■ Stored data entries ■
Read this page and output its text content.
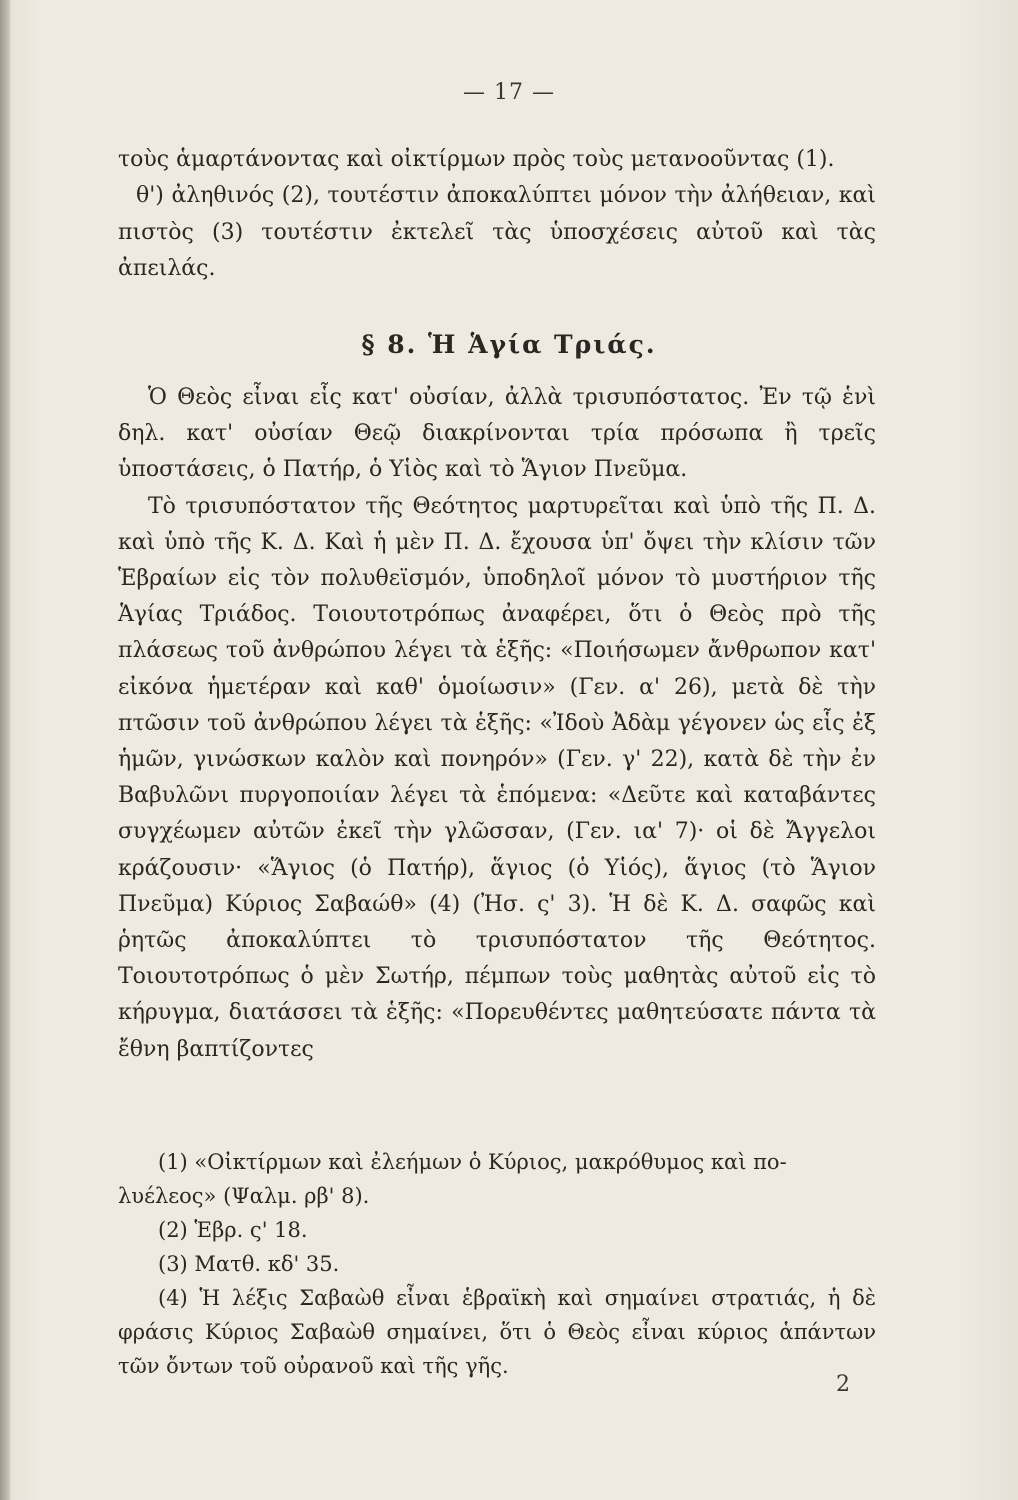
— 17 —

τοὺς ἁμαρτάνοντας καὶ οἰκτίρμων πρὸς τοὺς μετανοοῦντας (1).

θ') ἀληθινός (2), τουτέστιν ἀποκαλύπτει μόνον τὴν ἀλήθειαν, καὶ πιστὸς (3) τουτέστιν ἐκτελεῖ τὰς ὑποσχέσεις αὐτοῦ καὶ τὰς ἀπειλάς.

§ 8. Ἡ Ἁγία Τριάς.

Ὁ Θεὸς εἶναι εἷς κατ' οὐσίαν, ἀλλὰ τρισυπόστατος. Ἐν τῷ ἑνὶ δηλ. κατ' οὐσίαν Θεῷ διακρίνονται τρία πρόσωπα ἢ τρεῖς ὑποστάσεις, ὁ Πατήρ, ὁ Υἱὸς καὶ τὸ Ἅγιον Πνεῦμα.

Τὸ τρισυπόστατον τῆς Θεότητος μαρτυρεῖται καὶ ὑπὸ τῆς Π. Δ. καὶ ὑπὸ τῆς Κ. Δ. Καὶ ἡ μὲν Π. Δ. ἔχουσα ὑπ' ὄψει τὴν κλίσιν τῶν Ἑβραίων εἰς τὸν πολυθεϊσμόν, ὑποδηλοῖ μόνον τὸ μυστήριον τῆς Ἁγίας Τριάδος. Τοιουτοτρόπως ἀναφέρει, ὅτι ὁ Θεὸς πρὸ τῆς πλάσεως τοῦ ἀνθρώπου λέγει τὰ ἑξῆς: «Ποιήσωμεν ἄνθρωπον κατ' εἰκόνα ἡμετέραν καὶ καθ' ὁμοίωσιν» (Γεν. α' 26), μετὰ δὲ τὴν πτῶσιν τοῦ ἀνθρώπου λέγει τὰ ἑξῆς: «Ἰδοὺ Ἀδὰμ γέγονεν ὡς εἷς ἐξ ἡμῶν, γινώσκων καλὸν καὶ πονηρόν» (Γεν. γ' 22), κατὰ δὲ τὴν ἐν Βαβυλῶνι πυργοποιίαν λέγει τὰ ἑπόμενα: «Δεῦτε καὶ καταβάντες συγχέωμεν αὐτῶν ἐκεῖ τὴν γλῶσσαν, (Γεν. ια' 7)· οἱ δὲ Ἄγγελοι κράζουσιν· «Ἅγιος (ὁ Πατήρ), ἅγιος (ὁ Υἱός), ἅγιος (τὸ Ἅγιον Πνεῦμα) Κύριος Σαβαώθ» (4) (Ἠσ. ς' 3). Ἡ δὲ Κ. Δ. σαφῶς καὶ ῥητῶς ἀποκαλύπτει τὸ τρισυπόστατον τῆς Θεότητος. Τοιουτοτρόπως ὁ μὲν Σωτήρ, πέμπων τοὺς μαθητὰς αὐτοῦ εἰς τὸ κήρυγμα, διατάσσει τὰ ἑξῆς: «Πορευθέντες μαθητεύσατε πάντα τὰ ἔθνη βαπτίζοντες

(1) «Οἰκτίρμων καὶ ἐλεήμων ὁ Κύριος, μακρόθυμος καὶ πο-

λυέλεος» (Ψαλμ. ρβ' 8).

(2) Ἑβρ. ς' 18.

(3) Ματθ. κδ' 35.

(4) Ἡ λέξις Σαβαὼθ εἶναι ἑβραϊκὴ καὶ σημαίνει στρατιάς, ἡ δὲ φράσις Κύριος Σαβαὼθ σημαίνει, ὅτι ὁ Θεὸς εἶναι κύριος ἁπάντων τῶν ὄντων τοῦ οὐρανοῦ καὶ τῆς γῆς.

2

■ Your task ■
Return each line where "εἶναι" shows up.

■ The result ■
Ὁ Θεὸς εἶναι εἷς κατ' οὐσίαν, ἀλλὰ τρισυπόστατος. Ἐν τῷ ἑνὶ δηλ. κατ' οὐσίαν Θεῷ διακρίνονται τρία πρόσωπα ἢ τρεῖς ὑποστάσεις, ὁ Πατήρ, ὁ Υἱὸς καὶ τὸ Ἅγιον Πνεῦμα.
(4) Ἡ λέξις Σαβαὼθ εἶναι ἑβραϊκὴ καὶ σημαίνει στρατιάς, ἡ δὲ φράσις Κύριος Σαβαὼθ σημαίνει, ὅτι ὁ Θεὸς εἶναι κύριος ἁπάντων τῶν ὄντων τοῦ οὐρανοῦ καὶ τῆς γῆς.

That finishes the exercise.